#### Goal
With pictures omitted, copy exactly the lines from the one containing "Transcribe this image's" through the end of the records below.

#### Items
________________
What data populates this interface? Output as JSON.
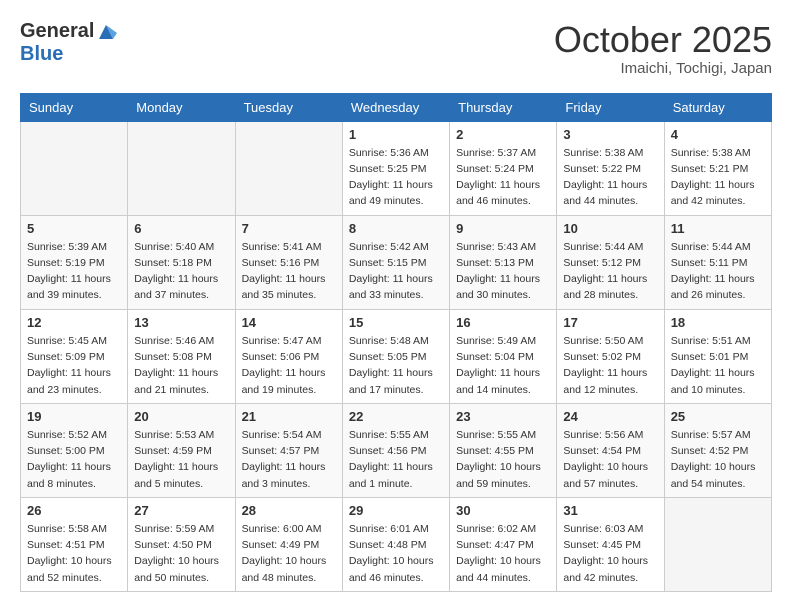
{
  "header": {
    "logo_line1": "General",
    "logo_line2": "Blue",
    "month": "October 2025",
    "location": "Imaichi, Tochigi, Japan"
  },
  "days_of_week": [
    "Sunday",
    "Monday",
    "Tuesday",
    "Wednesday",
    "Thursday",
    "Friday",
    "Saturday"
  ],
  "weeks": [
    [
      {
        "day": "",
        "info": ""
      },
      {
        "day": "",
        "info": ""
      },
      {
        "day": "",
        "info": ""
      },
      {
        "day": "1",
        "info": "Sunrise: 5:36 AM\nSunset: 5:25 PM\nDaylight: 11 hours\nand 49 minutes."
      },
      {
        "day": "2",
        "info": "Sunrise: 5:37 AM\nSunset: 5:24 PM\nDaylight: 11 hours\nand 46 minutes."
      },
      {
        "day": "3",
        "info": "Sunrise: 5:38 AM\nSunset: 5:22 PM\nDaylight: 11 hours\nand 44 minutes."
      },
      {
        "day": "4",
        "info": "Sunrise: 5:38 AM\nSunset: 5:21 PM\nDaylight: 11 hours\nand 42 minutes."
      }
    ],
    [
      {
        "day": "5",
        "info": "Sunrise: 5:39 AM\nSunset: 5:19 PM\nDaylight: 11 hours\nand 39 minutes."
      },
      {
        "day": "6",
        "info": "Sunrise: 5:40 AM\nSunset: 5:18 PM\nDaylight: 11 hours\nand 37 minutes."
      },
      {
        "day": "7",
        "info": "Sunrise: 5:41 AM\nSunset: 5:16 PM\nDaylight: 11 hours\nand 35 minutes."
      },
      {
        "day": "8",
        "info": "Sunrise: 5:42 AM\nSunset: 5:15 PM\nDaylight: 11 hours\nand 33 minutes."
      },
      {
        "day": "9",
        "info": "Sunrise: 5:43 AM\nSunset: 5:13 PM\nDaylight: 11 hours\nand 30 minutes."
      },
      {
        "day": "10",
        "info": "Sunrise: 5:44 AM\nSunset: 5:12 PM\nDaylight: 11 hours\nand 28 minutes."
      },
      {
        "day": "11",
        "info": "Sunrise: 5:44 AM\nSunset: 5:11 PM\nDaylight: 11 hours\nand 26 minutes."
      }
    ],
    [
      {
        "day": "12",
        "info": "Sunrise: 5:45 AM\nSunset: 5:09 PM\nDaylight: 11 hours\nand 23 minutes."
      },
      {
        "day": "13",
        "info": "Sunrise: 5:46 AM\nSunset: 5:08 PM\nDaylight: 11 hours\nand 21 minutes."
      },
      {
        "day": "14",
        "info": "Sunrise: 5:47 AM\nSunset: 5:06 PM\nDaylight: 11 hours\nand 19 minutes."
      },
      {
        "day": "15",
        "info": "Sunrise: 5:48 AM\nSunset: 5:05 PM\nDaylight: 11 hours\nand 17 minutes."
      },
      {
        "day": "16",
        "info": "Sunrise: 5:49 AM\nSunset: 5:04 PM\nDaylight: 11 hours\nand 14 minutes."
      },
      {
        "day": "17",
        "info": "Sunrise: 5:50 AM\nSunset: 5:02 PM\nDaylight: 11 hours\nand 12 minutes."
      },
      {
        "day": "18",
        "info": "Sunrise: 5:51 AM\nSunset: 5:01 PM\nDaylight: 11 hours\nand 10 minutes."
      }
    ],
    [
      {
        "day": "19",
        "info": "Sunrise: 5:52 AM\nSunset: 5:00 PM\nDaylight: 11 hours\nand 8 minutes."
      },
      {
        "day": "20",
        "info": "Sunrise: 5:53 AM\nSunset: 4:59 PM\nDaylight: 11 hours\nand 5 minutes."
      },
      {
        "day": "21",
        "info": "Sunrise: 5:54 AM\nSunset: 4:57 PM\nDaylight: 11 hours\nand 3 minutes."
      },
      {
        "day": "22",
        "info": "Sunrise: 5:55 AM\nSunset: 4:56 PM\nDaylight: 11 hours\nand 1 minute."
      },
      {
        "day": "23",
        "info": "Sunrise: 5:55 AM\nSunset: 4:55 PM\nDaylight: 10 hours\nand 59 minutes."
      },
      {
        "day": "24",
        "info": "Sunrise: 5:56 AM\nSunset: 4:54 PM\nDaylight: 10 hours\nand 57 minutes."
      },
      {
        "day": "25",
        "info": "Sunrise: 5:57 AM\nSunset: 4:52 PM\nDaylight: 10 hours\nand 54 minutes."
      }
    ],
    [
      {
        "day": "26",
        "info": "Sunrise: 5:58 AM\nSunset: 4:51 PM\nDaylight: 10 hours\nand 52 minutes."
      },
      {
        "day": "27",
        "info": "Sunrise: 5:59 AM\nSunset: 4:50 PM\nDaylight: 10 hours\nand 50 minutes."
      },
      {
        "day": "28",
        "info": "Sunrise: 6:00 AM\nSunset: 4:49 PM\nDaylight: 10 hours\nand 48 minutes."
      },
      {
        "day": "29",
        "info": "Sunrise: 6:01 AM\nSunset: 4:48 PM\nDaylight: 10 hours\nand 46 minutes."
      },
      {
        "day": "30",
        "info": "Sunrise: 6:02 AM\nSunset: 4:47 PM\nDaylight: 10 hours\nand 44 minutes."
      },
      {
        "day": "31",
        "info": "Sunrise: 6:03 AM\nSunset: 4:45 PM\nDaylight: 10 hours\nand 42 minutes."
      },
      {
        "day": "",
        "info": ""
      }
    ]
  ]
}
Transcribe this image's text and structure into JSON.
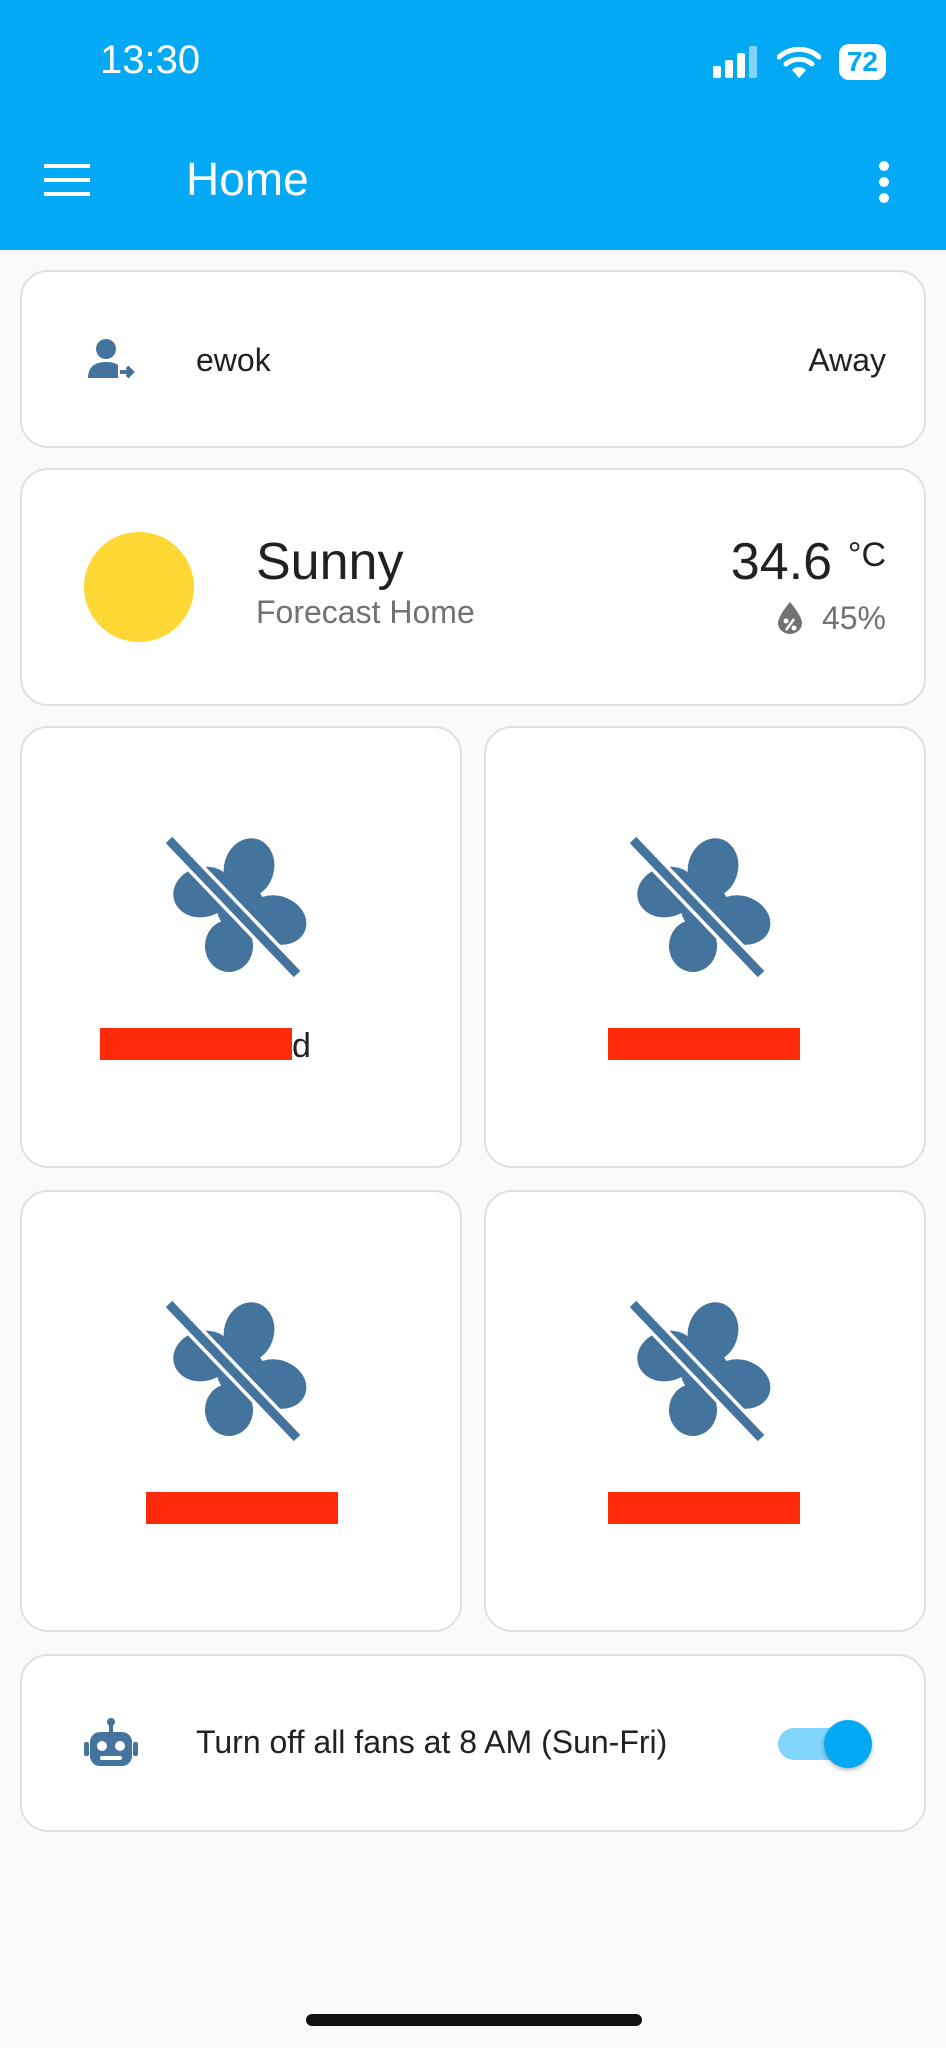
{
  "status_bar": {
    "time": "13:30",
    "battery": "72"
  },
  "app_bar": {
    "title": "Home"
  },
  "person": {
    "name": "ewok",
    "state": "Away"
  },
  "weather": {
    "condition": "Sunny",
    "subtitle": "Forecast Home",
    "temperature": "34.6",
    "unit": "°C",
    "humidity": "45%"
  },
  "fans": [
    {
      "label_visible": "d"
    },
    {
      "label_visible": ""
    },
    {
      "label_visible": ""
    },
    {
      "label_visible": ""
    }
  ],
  "automation": {
    "label": "Turn off all fans at 8 AM (Sun-Fri)",
    "enabled": true
  },
  "colors": {
    "header": "#03a9f4",
    "icon": "#44739e",
    "sun": "#fdd835",
    "redaction": "#ff2a0a"
  }
}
________________
#### Answer for this exercise
Transcribe this image's text and structure into JSON.
{
  "status_bar": {
    "time": "13:30",
    "battery": "72"
  },
  "app_bar": {
    "title": "Home"
  },
  "person": {
    "name": "ewok",
    "state": "Away"
  },
  "weather": {
    "condition": "Sunny",
    "subtitle": "Forecast Home",
    "temperature": "34.6",
    "unit": "°C",
    "humidity": "45%"
  },
  "fans": [
    {
      "label_visible": "d"
    },
    {
      "label_visible": ""
    },
    {
      "label_visible": ""
    },
    {
      "label_visible": ""
    }
  ],
  "automation": {
    "label": "Turn off all fans at 8 AM (Sun-Fri)",
    "enabled": true
  },
  "colors": {
    "header": "#03a9f4",
    "icon": "#44739e",
    "sun": "#fdd835",
    "redaction": "#ff2a0a"
  }
}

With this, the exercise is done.